**EXERCISE PROMPT**
Each line that follows is to be retyped exactly.
━━ RECORDS PROVIDED
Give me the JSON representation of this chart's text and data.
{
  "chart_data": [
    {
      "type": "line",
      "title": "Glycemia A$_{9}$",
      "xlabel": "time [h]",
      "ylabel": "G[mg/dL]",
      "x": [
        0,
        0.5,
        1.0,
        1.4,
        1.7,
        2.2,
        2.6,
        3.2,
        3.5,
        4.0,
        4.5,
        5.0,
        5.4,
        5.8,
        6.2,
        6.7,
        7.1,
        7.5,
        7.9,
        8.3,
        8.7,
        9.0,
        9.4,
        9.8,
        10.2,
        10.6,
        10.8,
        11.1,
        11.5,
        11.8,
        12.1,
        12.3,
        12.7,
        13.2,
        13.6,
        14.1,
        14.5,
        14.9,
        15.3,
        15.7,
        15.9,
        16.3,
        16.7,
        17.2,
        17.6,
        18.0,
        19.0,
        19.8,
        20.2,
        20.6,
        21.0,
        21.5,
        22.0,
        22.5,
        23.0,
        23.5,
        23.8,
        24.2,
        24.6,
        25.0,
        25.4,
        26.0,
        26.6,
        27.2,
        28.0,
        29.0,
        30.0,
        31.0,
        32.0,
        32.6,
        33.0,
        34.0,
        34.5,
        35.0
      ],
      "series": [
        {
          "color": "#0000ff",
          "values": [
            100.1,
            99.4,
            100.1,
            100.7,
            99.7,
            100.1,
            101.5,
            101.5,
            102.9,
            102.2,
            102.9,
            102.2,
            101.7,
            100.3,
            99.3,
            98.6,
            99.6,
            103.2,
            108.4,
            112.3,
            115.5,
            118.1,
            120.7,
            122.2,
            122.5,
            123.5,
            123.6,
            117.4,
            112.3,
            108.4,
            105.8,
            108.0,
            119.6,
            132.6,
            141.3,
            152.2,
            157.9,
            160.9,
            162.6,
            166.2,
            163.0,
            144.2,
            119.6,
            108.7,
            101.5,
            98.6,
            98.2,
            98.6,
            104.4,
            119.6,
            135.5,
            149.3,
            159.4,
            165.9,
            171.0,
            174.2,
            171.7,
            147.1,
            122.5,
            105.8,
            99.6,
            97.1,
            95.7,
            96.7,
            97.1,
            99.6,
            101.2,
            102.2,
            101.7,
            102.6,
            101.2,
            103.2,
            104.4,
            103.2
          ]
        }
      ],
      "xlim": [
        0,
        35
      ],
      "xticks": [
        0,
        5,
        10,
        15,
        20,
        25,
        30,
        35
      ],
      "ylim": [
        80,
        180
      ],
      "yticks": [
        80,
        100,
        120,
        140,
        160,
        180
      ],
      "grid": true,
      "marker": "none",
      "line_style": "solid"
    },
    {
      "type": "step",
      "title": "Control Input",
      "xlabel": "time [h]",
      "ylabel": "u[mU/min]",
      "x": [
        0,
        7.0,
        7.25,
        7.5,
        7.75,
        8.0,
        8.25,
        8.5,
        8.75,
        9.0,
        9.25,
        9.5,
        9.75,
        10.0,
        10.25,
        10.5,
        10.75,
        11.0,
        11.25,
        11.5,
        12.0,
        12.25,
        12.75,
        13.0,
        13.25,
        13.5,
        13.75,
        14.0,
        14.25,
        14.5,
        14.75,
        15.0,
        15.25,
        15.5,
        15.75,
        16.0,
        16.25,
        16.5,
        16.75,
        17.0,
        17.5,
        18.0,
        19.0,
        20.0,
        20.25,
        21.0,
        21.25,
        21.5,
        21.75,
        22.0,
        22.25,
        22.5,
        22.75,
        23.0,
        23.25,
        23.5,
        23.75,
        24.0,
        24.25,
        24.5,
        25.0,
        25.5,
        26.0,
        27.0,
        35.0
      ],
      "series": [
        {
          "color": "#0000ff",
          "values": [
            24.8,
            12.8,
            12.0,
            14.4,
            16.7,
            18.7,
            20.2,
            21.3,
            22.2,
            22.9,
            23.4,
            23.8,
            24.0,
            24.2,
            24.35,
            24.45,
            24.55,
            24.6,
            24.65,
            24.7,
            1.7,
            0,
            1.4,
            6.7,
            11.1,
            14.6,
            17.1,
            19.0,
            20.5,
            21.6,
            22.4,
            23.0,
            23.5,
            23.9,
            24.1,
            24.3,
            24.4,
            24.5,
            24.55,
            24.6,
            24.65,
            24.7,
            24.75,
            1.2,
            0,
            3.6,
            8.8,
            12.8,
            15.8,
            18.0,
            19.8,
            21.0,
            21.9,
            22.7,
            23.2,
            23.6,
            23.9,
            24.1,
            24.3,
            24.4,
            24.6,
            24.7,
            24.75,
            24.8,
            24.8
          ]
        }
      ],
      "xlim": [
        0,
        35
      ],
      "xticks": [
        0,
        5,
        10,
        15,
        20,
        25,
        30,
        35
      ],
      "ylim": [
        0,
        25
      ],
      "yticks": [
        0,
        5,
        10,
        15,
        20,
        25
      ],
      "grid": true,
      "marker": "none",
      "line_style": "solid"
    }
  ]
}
━━━━
**OUTPUT OF THE TASK**
Give me the JSON representation of this chart's text and data.
{
  "chart_data": [
    {
      "type": "line",
      "title": "Glycemia A$_{9}$",
      "xlabel": "time [h]",
      "ylabel": "G[mg/dL]",
      "x": [
        0,
        0.5,
        1.0,
        1.4,
        1.7,
        2.2,
        2.6,
        3.2,
        3.5,
        4.0,
        4.5,
        5.0,
        5.4,
        5.8,
        6.2,
        6.7,
        7.1,
        7.5,
        7.9,
        8.3,
        8.7,
        9.0,
        9.4,
        9.8,
        10.2,
        10.6,
        10.8,
        11.1,
        11.5,
        11.8,
        12.1,
        12.3,
        12.7,
        13.2,
        13.6,
        14.1,
        14.5,
        14.9,
        15.3,
        15.7,
        15.9,
        16.3,
        16.7,
        17.2,
        17.6,
        18.0,
        19.0,
        19.8,
        20.2,
        20.6,
        21.0,
        21.5,
        22.0,
        22.5,
        23.0,
        23.5,
        23.8,
        24.2,
        24.6,
        25.0,
        25.4,
        26.0,
        26.6,
        27.2,
        28.0,
        29.0,
        30.0,
        31.0,
        32.0,
        32.6,
        33.0,
        34.0,
        34.5,
        35.0
      ],
      "series": [
        {
          "color": "#0000ff",
          "values": [
            100.1,
            99.4,
            100.1,
            100.7,
            99.7,
            100.1,
            101.5,
            101.5,
            102.9,
            102.2,
            102.9,
            102.2,
            101.7,
            100.3,
            99.3,
            98.6,
            99.6,
            103.2,
            108.4,
            112.3,
            115.5,
            118.1,
            120.7,
            122.2,
            122.5,
            123.5,
            123.6,
            117.4,
            112.3,
            108.4,
            105.8,
            108.0,
            119.6,
            132.6,
            141.3,
            152.2,
            157.9,
            160.9,
            162.6,
            166.2,
            163.0,
            144.2,
            119.6,
            108.7,
            101.5,
            98.6,
            98.2,
            98.6,
            104.4,
            119.6,
            135.5,
            149.3,
            159.4,
            165.9,
            171.0,
            174.2,
            171.7,
            147.1,
            122.5,
            105.8,
            99.6,
            97.1,
            95.7,
            96.7,
            97.1,
            99.6,
            101.2,
            102.2,
            101.7,
            102.6,
            101.2,
            103.2,
            104.4,
            103.2
          ]
        }
      ],
      "xlim": [
        0,
        35
      ],
      "xticks": [
        0,
        5,
        10,
        15,
        20,
        25,
        30,
        35
      ],
      "ylim": [
        80,
        180
      ],
      "yticks": [
        80,
        100,
        120,
        140,
        160,
        180
      ],
      "grid": true,
      "marker": "none",
      "line_style": "solid"
    },
    {
      "type": "step",
      "title": "Control Input",
      "xlabel": "time [h]",
      "ylabel": "u[mU/min]",
      "x": [
        0,
        7.0,
        7.25,
        7.5,
        7.75,
        8.0,
        8.25,
        8.5,
        8.75,
        9.0,
        9.25,
        9.5,
        9.75,
        10.0,
        10.25,
        10.5,
        10.75,
        11.0,
        11.25,
        11.5,
        12.0,
        12.25,
        12.75,
        13.0,
        13.25,
        13.5,
        13.75,
        14.0,
        14.25,
        14.5,
        14.75,
        15.0,
        15.25,
        15.5,
        15.75,
        16.0,
        16.25,
        16.5,
        16.75,
        17.0,
        17.5,
        18.0,
        19.0,
        20.0,
        20.25,
        21.0,
        21.25,
        21.5,
        21.75,
        22.0,
        22.25,
        22.5,
        22.75,
        23.0,
        23.25,
        23.5,
        23.75,
        24.0,
        24.25,
        24.5,
        25.0,
        25.5,
        26.0,
        27.0,
        35.0
      ],
      "series": [
        {
          "color": "#0000ff",
          "values": [
            24.8,
            12.8,
            12.0,
            14.4,
            16.7,
            18.7,
            20.2,
            21.3,
            22.2,
            22.9,
            23.4,
            23.8,
            24.0,
            24.2,
            24.35,
            24.45,
            24.55,
            24.6,
            24.65,
            24.7,
            1.7,
            0,
            1.4,
            6.7,
            11.1,
            14.6,
            17.1,
            19.0,
            20.5,
            21.6,
            22.4,
            23.0,
            23.5,
            23.9,
            24.1,
            24.3,
            24.4,
            24.5,
            24.55,
            24.6,
            24.65,
            24.7,
            24.75,
            1.2,
            0,
            3.6,
            8.8,
            12.8,
            15.8,
            18.0,
            19.8,
            21.0,
            21.9,
            22.7,
            23.2,
            23.6,
            23.9,
            24.1,
            24.3,
            24.4,
            24.6,
            24.7,
            24.75,
            24.8,
            24.8
          ]
        }
      ],
      "xlim": [
        0,
        35
      ],
      "xticks": [
        0,
        5,
        10,
        15,
        20,
        25,
        30,
        35
      ],
      "ylim": [
        0,
        25
      ],
      "yticks": [
        0,
        5,
        10,
        15,
        20,
        25
      ],
      "grid": true,
      "marker": "none",
      "line_style": "solid"
    }
  ]
}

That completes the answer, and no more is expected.